■ Set problem ■
Pull out from the material below all lines with "icon".

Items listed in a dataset
#####

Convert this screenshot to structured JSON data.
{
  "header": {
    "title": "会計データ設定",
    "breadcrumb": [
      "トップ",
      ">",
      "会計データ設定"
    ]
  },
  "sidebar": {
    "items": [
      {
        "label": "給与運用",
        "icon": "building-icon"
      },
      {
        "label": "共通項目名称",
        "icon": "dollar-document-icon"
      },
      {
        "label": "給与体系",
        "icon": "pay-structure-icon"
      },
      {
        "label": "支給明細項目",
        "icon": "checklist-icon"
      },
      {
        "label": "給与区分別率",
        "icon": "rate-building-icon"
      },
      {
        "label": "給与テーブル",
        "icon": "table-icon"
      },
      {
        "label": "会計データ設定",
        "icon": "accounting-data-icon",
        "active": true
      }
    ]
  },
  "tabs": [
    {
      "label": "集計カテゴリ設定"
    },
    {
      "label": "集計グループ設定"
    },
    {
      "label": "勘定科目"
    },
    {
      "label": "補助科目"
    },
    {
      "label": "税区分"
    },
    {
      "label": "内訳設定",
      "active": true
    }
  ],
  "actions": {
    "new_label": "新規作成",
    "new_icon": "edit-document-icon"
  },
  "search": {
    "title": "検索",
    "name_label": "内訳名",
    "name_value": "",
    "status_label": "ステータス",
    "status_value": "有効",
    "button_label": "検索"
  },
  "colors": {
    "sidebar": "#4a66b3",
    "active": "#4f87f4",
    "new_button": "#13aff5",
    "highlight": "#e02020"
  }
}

#####

■ Finished answer ■
        "icon": "building-icon"
        "icon": "dollar-document-icon"
        "icon": "pay-structure-icon"
        "icon": "checklist-icon"
        "icon": "rate-building-icon"
        "icon": "table-icon"
        "icon": "accounting-data-icon",
    "new_icon": "edit-document-icon"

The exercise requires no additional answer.